Security Technical Analyst

Consumers Energy•Jackson, MI

4d•Hybrid

About The Position

The role of the Security Technical Analyst – Governance, Risk, and Compliance (GRC) requires strong technical proficiency, exceptional customer service, and excellent written and verbal communication skills. The analyst demonstrates the ability to gather and analyze key details and is adept at sound decision-making. This role encompasses a foundational understanding of technology governance, risk management, controls, and compliance, along with modern cybersecurity issues, asset management lifecycles, and data management practices. The position contributes to the development of roadmaps and standards, helping to ensure they remain current and effective. The Security Technical Analyst plays a key role on the Risk Management team within the Governance, Risk, and Compliance (GRC) program, acting as a liaison between security, technology, and business stakeholders. This role ensures that security standards are effectively embedded into projects and operations while identifying and addressing control gaps and emerging risks. The analyst leverages cybersecurity and risk management expertise to support audits, strengthen compliance, and improve processes—ultimately enhancing risk visibility, control effectiveness, and organizational resilience.

Requirements

Bachelor’s degree in Computer Science, Information Systems, or a related field, with two (2) or more years of combined IT or Security experience. Experience should include broad exposure to business and financial management, along with hands-on experience in areas such as governance, risk, compliance, and/or technology-related controls, asset management programs, and data management, including database work and methods to track, analyze, and validate data accuracy.
Associate degree in Computer Science, Information Systems, or a related field, with four (4) or more years of combined IT or Security experience, including similar exposure and hands-on experience as noted above.
High school diploma or GED, with six (6) or more years of combined IT or Security experience, including similar exposure and hands-on experience as noted above.
Demonstrated ability to work both independently and collaboratively, with strong organizational skills and the ability to help guide program direction alongside leadership and key stakeholders.
Applies strategic thinking to identify, assess, and prioritize technology and cybersecurity risks, aligning mitigation efforts with organizational objectives.
Foundational knowledge of developing and optimizing data management processes and producing reports that support data-driven decision-making.
Strong motivation to develop the ability to manage work from initiation through completion, consistently deliver high-quality results on time, and make sound independent decisions while recognizing when to escalate issues.
Demonstrates strong teamwork and embodies the qualities of being humble, driven, and people-focused.
Basic understanding of IT and cybersecurity concepts, with an awareness of how technology, systems, and configurations influence risk exposure and mitigation strategies.
Excellent communication, interpersonal, and listening skills, with the ability to clearly convey risk implications to technical and non-technical stakeholders and support informed decision-making.
Fundamental understanding of technology tools, data management techniques, and core technical concepts.

Responsibilities

Supports senior staff in areas such as controls, risk mitigation and management, compliance, audit administration and support, and hardware/software/OT asset management operations.

* [Required work]
- a) Quote the job posting from "High school diploma" up to and including "and key stakeholders.".
- b) In the job posting, what does the analyst apply cybersecurity and risk management expertise to, and what is that work meant to achieve?
- c) Proceed with the Security Technical Analyst job posting from where it stops.
None of the records are needed for these tasks.

* [Records supplied]
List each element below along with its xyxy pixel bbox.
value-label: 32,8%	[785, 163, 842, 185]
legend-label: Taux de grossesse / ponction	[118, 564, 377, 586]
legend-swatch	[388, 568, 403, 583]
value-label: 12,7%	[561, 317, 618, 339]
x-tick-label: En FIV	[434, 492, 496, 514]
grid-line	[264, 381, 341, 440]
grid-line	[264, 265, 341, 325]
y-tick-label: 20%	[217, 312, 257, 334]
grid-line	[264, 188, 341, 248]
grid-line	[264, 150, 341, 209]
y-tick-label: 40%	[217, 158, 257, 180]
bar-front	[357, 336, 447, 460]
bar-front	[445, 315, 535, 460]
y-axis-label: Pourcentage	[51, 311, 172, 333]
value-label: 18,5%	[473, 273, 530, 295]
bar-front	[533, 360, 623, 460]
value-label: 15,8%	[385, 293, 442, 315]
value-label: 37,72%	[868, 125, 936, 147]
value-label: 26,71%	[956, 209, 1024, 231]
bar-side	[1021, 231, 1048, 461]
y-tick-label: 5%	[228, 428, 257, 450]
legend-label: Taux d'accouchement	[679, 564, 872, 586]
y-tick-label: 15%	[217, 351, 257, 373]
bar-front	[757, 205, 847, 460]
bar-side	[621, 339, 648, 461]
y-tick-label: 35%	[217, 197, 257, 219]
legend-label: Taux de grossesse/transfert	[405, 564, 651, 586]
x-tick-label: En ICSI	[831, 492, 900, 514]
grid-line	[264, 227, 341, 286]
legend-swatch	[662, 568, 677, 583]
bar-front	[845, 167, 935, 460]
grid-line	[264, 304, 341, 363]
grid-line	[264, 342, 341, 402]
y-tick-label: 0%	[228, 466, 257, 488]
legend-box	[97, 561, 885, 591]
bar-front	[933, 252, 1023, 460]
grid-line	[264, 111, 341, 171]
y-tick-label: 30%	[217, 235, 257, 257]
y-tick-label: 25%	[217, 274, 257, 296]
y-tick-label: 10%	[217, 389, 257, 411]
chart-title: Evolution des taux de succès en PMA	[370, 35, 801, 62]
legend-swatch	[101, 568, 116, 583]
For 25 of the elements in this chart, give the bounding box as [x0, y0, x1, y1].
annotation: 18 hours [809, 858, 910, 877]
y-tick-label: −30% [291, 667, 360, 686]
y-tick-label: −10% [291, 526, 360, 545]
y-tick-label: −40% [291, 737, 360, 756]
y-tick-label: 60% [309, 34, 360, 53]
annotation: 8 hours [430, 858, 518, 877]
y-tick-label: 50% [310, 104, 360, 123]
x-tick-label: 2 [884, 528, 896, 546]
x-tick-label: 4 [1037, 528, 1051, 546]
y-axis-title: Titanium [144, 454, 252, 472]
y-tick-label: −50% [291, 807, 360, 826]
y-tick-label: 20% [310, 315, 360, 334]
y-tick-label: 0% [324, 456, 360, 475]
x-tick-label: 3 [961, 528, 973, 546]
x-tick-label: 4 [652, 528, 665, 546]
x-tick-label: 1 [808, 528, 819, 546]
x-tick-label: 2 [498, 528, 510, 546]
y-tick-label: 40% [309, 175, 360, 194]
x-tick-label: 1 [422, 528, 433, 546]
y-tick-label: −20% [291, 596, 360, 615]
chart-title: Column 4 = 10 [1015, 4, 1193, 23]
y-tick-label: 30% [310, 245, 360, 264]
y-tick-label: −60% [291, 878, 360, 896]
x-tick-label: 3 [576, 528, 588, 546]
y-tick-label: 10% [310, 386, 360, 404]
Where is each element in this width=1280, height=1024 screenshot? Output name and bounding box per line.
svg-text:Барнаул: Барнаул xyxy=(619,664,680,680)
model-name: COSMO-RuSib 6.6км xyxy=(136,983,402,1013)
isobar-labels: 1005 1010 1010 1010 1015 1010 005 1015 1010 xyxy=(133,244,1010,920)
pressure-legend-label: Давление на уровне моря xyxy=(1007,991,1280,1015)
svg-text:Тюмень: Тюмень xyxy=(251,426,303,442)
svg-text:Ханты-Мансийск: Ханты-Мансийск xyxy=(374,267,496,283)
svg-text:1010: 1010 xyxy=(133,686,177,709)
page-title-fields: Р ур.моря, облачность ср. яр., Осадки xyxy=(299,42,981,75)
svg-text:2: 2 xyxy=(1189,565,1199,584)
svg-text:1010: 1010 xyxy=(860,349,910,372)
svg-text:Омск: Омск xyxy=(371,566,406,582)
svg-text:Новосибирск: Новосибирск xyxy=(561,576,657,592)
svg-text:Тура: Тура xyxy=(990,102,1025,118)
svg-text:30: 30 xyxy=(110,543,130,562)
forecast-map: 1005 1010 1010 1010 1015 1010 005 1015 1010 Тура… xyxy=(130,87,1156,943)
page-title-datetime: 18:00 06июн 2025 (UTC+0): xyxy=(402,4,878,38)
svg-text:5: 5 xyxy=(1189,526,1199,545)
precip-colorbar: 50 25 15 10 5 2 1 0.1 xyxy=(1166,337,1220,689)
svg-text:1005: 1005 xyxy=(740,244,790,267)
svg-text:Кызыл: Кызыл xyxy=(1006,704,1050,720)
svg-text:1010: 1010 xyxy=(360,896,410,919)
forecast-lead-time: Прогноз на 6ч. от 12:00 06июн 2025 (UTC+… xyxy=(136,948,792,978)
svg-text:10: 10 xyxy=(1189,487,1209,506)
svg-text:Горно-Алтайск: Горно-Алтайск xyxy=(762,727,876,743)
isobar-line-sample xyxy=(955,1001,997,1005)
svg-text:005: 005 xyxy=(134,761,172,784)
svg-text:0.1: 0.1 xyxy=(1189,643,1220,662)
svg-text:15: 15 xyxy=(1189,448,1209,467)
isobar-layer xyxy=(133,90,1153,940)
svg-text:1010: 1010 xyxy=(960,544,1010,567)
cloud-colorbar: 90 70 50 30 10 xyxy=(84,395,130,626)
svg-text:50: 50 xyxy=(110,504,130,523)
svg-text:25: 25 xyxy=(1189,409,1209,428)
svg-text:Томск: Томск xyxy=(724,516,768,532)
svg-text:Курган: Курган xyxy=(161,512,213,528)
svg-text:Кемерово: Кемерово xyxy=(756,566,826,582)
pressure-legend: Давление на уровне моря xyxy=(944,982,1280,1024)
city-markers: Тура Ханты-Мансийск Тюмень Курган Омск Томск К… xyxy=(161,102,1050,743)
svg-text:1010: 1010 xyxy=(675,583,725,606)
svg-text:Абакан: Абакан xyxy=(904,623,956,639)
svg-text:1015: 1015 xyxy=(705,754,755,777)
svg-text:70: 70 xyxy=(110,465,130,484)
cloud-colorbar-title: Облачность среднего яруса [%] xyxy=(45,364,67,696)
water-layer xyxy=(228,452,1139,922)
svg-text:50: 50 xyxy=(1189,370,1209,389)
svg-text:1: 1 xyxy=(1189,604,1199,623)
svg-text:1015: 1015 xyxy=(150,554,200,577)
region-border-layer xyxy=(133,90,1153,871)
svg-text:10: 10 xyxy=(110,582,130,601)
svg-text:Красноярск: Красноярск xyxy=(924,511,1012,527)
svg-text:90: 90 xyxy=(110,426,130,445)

* [Per-task answers]
- a)
High school diploma or GED, with six (6) or more years of combined IT or Security experience, including similar exposure and hands-on experience as noted above.
Demonstrated ability to work both independently and collaboratively, with strong organizational skills and the ability to help guide program direction alongside leadership and key stakeholders.

- b) The analyst applies that expertise to support audits, strengthen compliance, and improve processes. This work is meant to enhance risk visibility, control effectiveness, and organizational resilience.

- c)
Participates in team collaboration efforts, including annual goal setting, planning activities, process improvement initiatives, waste elimination efforts, and daily or weekly operational reviews.
Takes an active role in maintaining internal processes, conducting gap analyses, and supporting resolution efforts.
Adheres to company quality systems and methodologies.
Develops and maintains visual dashboards and produces high-quality reports and documentation.
Ensures accuracy and clarity through thorough proofreading and provides recommendations to Senior Principal(s), Principal(s), and leadership.
Contributes as a resource on the IT & Security Governance, Risk, and Compliance team, working independently with company stakeholders while keeping leadership appropriately informed.
May interact with vendors, publishers, governmental agencies, and other organizations.
Ensures timely completion of deliverables; participates in meetings and review boards; acts as a backup for team members; and supports daily operations, including validation of objectives and KPIs.
Takes corrective action when needed and collaborates cross-functionally to achieve goals.
Continually develops knowledge to support senior staff and leadership in making informed decisions.
Demonstrates structured, thoughtful approaches and strong situational awareness.
Regularly engages with stakeholders to address questions, ensuring decisions and action items are documented and executed.
Exhibits subject matter awareness and a proactive approach in all interactions.
Performs additional duties as assigned or as necessary.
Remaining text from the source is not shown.